» **WRITTEN INSTRUCTION**
Produce an exact copy of the lines from the line containing "Output the text content of this document." through the last line of the listing below, both ends included, and nothing else.

» **STORED DATA**
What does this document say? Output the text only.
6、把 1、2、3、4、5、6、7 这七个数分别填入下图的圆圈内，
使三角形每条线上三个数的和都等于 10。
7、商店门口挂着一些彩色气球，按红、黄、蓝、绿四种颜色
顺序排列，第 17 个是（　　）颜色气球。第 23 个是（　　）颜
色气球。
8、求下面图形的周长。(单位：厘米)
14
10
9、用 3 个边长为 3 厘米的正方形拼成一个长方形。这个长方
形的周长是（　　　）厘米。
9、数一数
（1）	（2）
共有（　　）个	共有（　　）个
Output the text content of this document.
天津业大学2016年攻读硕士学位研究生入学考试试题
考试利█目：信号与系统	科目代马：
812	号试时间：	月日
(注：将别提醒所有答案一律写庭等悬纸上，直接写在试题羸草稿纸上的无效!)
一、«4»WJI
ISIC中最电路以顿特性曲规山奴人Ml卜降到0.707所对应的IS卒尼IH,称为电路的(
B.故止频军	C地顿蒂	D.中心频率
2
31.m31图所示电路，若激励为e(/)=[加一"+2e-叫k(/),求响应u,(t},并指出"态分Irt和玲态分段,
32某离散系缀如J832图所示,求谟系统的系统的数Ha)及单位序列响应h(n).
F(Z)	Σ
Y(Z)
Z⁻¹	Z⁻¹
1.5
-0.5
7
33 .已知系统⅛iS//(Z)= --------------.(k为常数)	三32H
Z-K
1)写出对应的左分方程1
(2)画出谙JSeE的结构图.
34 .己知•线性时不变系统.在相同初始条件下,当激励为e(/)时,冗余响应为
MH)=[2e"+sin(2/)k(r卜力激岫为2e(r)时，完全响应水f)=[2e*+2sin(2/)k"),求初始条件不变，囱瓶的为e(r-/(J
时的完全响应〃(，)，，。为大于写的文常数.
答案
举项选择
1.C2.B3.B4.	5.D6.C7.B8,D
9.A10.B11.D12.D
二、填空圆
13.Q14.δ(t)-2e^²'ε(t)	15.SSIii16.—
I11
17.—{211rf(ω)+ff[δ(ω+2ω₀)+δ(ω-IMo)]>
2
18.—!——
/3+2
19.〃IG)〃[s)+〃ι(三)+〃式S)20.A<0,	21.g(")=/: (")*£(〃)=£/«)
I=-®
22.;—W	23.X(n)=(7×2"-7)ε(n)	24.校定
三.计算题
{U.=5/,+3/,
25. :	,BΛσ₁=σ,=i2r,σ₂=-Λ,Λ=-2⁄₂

» **WRITTEN ANSWER**
Output the text content of this document.
天津业大学2016年攻读硕士学位研究生入学考试试题
考试利█目：信号与系统	科目代马：
812	号试时间：	月日
(注：将别提醒所有答案一律写庭等悬纸上，直接写在试题羸草稿纸上的无效!)
一、«4»WJI
ISIC中最电路以顿特性曲规山奴人Ml卜降到0.707所对应的IS卒尼IH,称为电路的(
B.故止频军	C地顿蒂	D.中心频率
2
31.m31图所示电路，若激励为e(/)=[加一"+2e-叫k(/),求响应u,(t},并指出"态分Irt和玲态分段,
32某离散系缀如J832图所示,求谟系统的系统的数Ha)及单位序列响应h(n).
F(Z)	Σ
Y(Z)
Z⁻¹	Z⁻¹
1.5
-0.5
7
33 .已知系统⅛iS//(Z)= --------------.(k为常数)	三32H
Z-K
1)写出对应的左分方程1
(2)画出谙JSeE的结构图.
34 .己知•线性时不变系统.在相同初始条件下,当激励为e(/)时,冗余响应为
MH)=[2e"+sin(2/)k(r卜力激岫为2e(r)时，完全响应水f)=[2e*+2sin(2/)k"),求初始条件不变，囱瓶的为e(r-/(J
时的完全响应〃(，)，，。为大于写的文常数.
答案
举项选择
1.C2.B3.B4.	5.D6.C7.B8,D
9.A10.B11.D12.D
二、填空圆
13.Q14.δ(t)-2e^²'ε(t)	15.SSIii16.—
I11
17.—{211rf(ω)+ff[δ(ω+2ω₀)+δ(ω-IMo)]>
2
18.—!——
/3+2
19.〃IG)〃[s)+〃ι(三)+〃式S)20.A<0,	21.g(")=/: (")*£(〃)=£/«)
I=-®
22.;—W	23.X(n)=(7×2"-7)ε(n)	24.校定
三.计算题
{U.=5/,+3/,
25. :	,BΛσ₁=σ,=i2r,σ₂=-Λ,Λ=-2⁄₂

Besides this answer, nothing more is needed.